▶ [WORK TO COMPLETE]:
Copy this part of the forum post on custom similarity scoring verbatim: everything from "I wish to have" down to "be very fast.".

▶ [PAGE EXCERPT]:
+ + + + +
Hi
I am trying to use custom similarities.
I wish to have a very simple similarity, where the score is just doc.freq. As I understand this is stored in the statistics, so it should be very fast.
When having ~30mill docs, where ~3mill docs matches, the request is taking 1-3 seconds.
I dont understand why this is so slow, since the similarity function in my head is as simple,- if not more simple, than ie the default build in BM25 similarity.
I hope someone can help me understand this problem better, as I feel I am missing some understanding on, how this works.
Thanks in advance
Jens
MAPPINGS
{
"mappings": {
"dynamic": "strict",
"properties": {
"field_1":{
"similarity": "custom_similarity",
"type": "text"
},
"field_2":{
"similarity": "custom_similarity",
"type": "text"
},
"field_3":{
"similarity": "custom_similarity",
"type": "text"
}
}
},
"settings": {
"index": {
"number_of_replicas": "0",
"number_of_shards": "12",
"refresh_interval": "30s",
"similarity": {
"custom_similarity": {
"script": {
"source": "return doc.freq;"
},
"type": "scripted"
+ + + + +
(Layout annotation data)
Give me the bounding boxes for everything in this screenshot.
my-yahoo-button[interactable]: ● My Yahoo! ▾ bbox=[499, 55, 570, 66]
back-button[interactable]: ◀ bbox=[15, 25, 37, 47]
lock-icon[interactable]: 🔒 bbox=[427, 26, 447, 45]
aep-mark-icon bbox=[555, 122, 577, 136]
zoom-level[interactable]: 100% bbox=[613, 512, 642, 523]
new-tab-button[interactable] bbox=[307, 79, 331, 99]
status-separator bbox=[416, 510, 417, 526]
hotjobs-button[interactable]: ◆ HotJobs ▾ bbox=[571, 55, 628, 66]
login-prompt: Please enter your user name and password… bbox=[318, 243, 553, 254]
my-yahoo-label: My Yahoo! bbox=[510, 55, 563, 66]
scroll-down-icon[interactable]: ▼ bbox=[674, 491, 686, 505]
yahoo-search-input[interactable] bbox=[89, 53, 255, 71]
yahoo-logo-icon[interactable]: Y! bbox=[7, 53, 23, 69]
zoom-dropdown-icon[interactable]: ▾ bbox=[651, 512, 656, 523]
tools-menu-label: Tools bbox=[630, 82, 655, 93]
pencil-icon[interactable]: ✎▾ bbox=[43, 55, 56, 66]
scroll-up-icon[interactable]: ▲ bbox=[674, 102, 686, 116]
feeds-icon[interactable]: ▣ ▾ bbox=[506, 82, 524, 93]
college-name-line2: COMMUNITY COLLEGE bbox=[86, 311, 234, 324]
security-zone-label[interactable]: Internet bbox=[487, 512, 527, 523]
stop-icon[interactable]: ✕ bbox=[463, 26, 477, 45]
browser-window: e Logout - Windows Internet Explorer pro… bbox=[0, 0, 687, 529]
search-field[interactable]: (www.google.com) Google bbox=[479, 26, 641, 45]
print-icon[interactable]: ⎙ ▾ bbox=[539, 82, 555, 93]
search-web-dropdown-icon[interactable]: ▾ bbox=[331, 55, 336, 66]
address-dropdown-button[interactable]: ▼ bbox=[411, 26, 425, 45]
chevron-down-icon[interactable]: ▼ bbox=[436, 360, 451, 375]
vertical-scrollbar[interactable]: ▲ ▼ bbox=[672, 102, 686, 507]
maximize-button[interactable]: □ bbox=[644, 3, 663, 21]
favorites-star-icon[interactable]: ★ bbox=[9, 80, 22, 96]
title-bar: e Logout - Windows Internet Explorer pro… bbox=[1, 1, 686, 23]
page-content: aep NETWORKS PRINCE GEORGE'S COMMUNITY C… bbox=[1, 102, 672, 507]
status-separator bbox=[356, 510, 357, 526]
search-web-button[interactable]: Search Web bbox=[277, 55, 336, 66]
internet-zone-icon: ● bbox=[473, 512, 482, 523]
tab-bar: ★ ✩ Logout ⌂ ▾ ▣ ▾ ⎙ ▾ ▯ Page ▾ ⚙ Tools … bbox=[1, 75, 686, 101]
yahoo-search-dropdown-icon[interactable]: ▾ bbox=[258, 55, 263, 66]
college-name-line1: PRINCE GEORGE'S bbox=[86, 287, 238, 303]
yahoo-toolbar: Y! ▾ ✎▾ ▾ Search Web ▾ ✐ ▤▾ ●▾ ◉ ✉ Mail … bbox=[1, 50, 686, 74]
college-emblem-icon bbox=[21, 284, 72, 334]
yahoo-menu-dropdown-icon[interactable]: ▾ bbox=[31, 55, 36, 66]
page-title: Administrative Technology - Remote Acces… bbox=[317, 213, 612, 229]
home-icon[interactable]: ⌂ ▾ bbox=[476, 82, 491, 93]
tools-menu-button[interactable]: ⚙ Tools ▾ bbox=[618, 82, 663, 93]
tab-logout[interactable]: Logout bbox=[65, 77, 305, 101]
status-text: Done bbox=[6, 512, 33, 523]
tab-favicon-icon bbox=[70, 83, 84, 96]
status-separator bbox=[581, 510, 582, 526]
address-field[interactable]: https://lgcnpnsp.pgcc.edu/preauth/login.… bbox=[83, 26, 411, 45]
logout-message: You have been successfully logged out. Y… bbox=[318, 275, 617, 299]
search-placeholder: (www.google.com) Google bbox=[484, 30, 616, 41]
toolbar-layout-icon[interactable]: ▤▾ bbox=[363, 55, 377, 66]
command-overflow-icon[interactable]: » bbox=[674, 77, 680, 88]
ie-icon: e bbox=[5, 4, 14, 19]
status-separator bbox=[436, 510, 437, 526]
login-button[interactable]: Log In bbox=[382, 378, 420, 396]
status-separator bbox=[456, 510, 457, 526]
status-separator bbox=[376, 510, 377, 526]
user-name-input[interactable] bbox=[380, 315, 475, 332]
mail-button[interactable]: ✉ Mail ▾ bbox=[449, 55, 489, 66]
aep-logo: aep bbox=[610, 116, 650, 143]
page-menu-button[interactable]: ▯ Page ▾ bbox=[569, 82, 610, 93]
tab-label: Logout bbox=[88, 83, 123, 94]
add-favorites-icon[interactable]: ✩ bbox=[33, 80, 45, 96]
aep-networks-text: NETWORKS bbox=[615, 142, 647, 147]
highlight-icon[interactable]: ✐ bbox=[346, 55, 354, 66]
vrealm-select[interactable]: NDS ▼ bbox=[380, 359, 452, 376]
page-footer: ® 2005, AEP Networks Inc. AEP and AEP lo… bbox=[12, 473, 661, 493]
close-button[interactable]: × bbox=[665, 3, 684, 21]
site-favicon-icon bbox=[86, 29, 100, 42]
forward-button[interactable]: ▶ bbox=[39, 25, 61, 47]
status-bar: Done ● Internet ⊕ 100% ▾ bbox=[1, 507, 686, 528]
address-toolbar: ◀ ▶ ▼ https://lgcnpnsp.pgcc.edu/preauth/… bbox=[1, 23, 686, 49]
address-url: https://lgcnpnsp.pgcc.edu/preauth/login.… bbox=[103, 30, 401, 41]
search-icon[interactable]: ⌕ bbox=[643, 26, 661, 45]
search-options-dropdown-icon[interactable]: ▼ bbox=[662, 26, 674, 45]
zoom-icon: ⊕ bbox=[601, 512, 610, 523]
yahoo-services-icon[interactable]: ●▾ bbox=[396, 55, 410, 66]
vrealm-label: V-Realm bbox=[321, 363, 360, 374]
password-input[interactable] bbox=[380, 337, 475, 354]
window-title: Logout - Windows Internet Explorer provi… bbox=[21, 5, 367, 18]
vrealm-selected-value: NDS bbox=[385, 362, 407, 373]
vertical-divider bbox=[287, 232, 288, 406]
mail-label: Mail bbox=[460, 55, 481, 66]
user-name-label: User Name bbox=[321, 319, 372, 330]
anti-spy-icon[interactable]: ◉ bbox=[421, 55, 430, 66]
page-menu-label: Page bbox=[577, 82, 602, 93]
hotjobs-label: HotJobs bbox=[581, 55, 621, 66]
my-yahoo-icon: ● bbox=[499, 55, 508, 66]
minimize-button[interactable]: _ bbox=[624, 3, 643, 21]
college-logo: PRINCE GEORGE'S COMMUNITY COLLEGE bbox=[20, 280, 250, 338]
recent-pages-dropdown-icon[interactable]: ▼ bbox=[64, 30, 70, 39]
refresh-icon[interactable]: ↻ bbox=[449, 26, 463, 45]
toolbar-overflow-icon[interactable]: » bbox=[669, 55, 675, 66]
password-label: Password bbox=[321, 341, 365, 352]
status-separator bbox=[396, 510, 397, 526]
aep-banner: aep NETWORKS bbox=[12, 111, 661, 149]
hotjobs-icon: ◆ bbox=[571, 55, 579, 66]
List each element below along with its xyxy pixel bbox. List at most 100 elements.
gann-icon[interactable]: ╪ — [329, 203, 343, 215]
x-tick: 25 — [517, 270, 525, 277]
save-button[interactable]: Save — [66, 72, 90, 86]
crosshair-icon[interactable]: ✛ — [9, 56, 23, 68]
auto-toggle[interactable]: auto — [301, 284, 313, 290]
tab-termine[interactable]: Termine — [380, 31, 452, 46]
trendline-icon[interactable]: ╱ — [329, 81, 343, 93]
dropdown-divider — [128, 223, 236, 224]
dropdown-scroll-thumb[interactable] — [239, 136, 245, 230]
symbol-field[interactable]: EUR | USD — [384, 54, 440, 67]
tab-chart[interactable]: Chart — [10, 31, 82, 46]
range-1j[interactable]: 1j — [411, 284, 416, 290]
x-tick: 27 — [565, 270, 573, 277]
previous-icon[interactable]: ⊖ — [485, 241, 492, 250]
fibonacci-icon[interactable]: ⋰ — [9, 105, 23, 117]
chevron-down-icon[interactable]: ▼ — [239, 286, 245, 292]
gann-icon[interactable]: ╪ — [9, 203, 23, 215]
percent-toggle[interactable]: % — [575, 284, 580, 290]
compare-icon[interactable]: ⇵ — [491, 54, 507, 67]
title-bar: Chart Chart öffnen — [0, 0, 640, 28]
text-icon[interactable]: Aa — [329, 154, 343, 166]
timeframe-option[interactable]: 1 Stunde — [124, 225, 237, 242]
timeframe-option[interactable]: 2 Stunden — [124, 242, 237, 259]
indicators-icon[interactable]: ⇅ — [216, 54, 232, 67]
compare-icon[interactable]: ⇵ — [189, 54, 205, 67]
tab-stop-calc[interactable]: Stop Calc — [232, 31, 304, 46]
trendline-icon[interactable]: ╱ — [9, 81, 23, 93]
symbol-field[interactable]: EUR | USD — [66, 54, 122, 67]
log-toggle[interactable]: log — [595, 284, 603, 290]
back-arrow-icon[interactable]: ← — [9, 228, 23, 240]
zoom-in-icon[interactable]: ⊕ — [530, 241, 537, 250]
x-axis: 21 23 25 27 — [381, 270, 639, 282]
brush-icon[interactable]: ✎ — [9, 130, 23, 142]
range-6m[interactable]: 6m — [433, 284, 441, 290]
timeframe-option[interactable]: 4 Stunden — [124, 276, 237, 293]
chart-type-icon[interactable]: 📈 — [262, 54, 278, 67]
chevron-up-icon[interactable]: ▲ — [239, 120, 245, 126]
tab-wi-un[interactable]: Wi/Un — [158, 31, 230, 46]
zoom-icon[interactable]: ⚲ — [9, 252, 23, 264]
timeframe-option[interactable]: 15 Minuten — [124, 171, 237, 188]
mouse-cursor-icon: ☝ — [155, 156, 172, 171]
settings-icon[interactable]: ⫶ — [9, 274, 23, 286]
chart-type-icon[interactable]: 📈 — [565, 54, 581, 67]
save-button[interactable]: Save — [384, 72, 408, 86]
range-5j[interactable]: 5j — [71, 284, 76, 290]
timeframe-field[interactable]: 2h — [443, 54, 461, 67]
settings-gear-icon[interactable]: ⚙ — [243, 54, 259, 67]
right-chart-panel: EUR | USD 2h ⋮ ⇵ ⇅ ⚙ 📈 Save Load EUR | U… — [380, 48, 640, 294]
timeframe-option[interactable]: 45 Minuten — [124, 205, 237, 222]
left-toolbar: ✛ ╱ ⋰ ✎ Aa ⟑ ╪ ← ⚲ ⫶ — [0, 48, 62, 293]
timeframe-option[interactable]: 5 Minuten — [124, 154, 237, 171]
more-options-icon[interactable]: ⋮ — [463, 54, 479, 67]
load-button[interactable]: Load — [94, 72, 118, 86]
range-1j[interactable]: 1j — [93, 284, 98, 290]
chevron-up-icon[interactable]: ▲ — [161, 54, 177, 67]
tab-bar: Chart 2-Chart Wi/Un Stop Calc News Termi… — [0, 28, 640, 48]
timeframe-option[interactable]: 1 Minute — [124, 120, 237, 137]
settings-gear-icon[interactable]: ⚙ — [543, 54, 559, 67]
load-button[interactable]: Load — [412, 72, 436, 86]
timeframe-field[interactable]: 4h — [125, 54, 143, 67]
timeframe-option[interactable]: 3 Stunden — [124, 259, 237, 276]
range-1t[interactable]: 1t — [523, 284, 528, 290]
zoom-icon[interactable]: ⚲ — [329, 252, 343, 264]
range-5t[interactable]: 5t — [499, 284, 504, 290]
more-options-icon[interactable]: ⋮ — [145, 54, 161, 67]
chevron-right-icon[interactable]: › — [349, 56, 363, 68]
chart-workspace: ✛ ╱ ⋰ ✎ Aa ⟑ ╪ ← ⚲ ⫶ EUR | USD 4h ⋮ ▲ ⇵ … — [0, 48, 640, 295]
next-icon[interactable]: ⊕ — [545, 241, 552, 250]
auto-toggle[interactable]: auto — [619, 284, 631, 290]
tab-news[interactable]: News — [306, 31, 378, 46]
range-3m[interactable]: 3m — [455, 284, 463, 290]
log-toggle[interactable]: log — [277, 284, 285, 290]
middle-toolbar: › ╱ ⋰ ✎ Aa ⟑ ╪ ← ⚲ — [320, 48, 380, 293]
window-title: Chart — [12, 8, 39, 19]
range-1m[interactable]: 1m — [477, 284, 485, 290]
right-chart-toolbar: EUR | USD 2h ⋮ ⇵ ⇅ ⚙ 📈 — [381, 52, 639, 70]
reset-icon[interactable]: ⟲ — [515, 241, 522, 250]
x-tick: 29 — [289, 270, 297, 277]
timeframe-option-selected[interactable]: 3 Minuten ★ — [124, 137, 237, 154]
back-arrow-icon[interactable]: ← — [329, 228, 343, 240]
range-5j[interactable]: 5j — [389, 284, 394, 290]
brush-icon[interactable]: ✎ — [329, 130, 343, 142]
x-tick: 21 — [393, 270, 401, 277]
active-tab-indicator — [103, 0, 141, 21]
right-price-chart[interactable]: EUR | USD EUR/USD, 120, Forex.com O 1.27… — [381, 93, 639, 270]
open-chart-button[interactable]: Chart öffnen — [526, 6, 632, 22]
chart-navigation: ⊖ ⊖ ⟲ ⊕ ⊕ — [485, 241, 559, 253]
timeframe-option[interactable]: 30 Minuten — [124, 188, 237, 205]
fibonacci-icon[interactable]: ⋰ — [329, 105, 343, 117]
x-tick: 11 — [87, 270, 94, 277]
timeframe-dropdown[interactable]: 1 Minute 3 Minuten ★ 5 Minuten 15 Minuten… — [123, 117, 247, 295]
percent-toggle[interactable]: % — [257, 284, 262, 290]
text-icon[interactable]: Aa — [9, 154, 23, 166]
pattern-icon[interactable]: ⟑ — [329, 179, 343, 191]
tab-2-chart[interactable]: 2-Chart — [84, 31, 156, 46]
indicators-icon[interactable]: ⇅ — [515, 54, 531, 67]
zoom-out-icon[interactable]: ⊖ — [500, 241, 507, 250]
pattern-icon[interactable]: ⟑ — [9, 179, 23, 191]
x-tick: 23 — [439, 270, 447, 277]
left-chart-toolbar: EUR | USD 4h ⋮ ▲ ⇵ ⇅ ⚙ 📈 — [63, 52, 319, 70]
+ + + + +
▶ [TASK RESPONSE]:
I wish to have a very simple similarity, where the score is just doc.freq. As I understand this is stored in the statistics, so it should be very fast.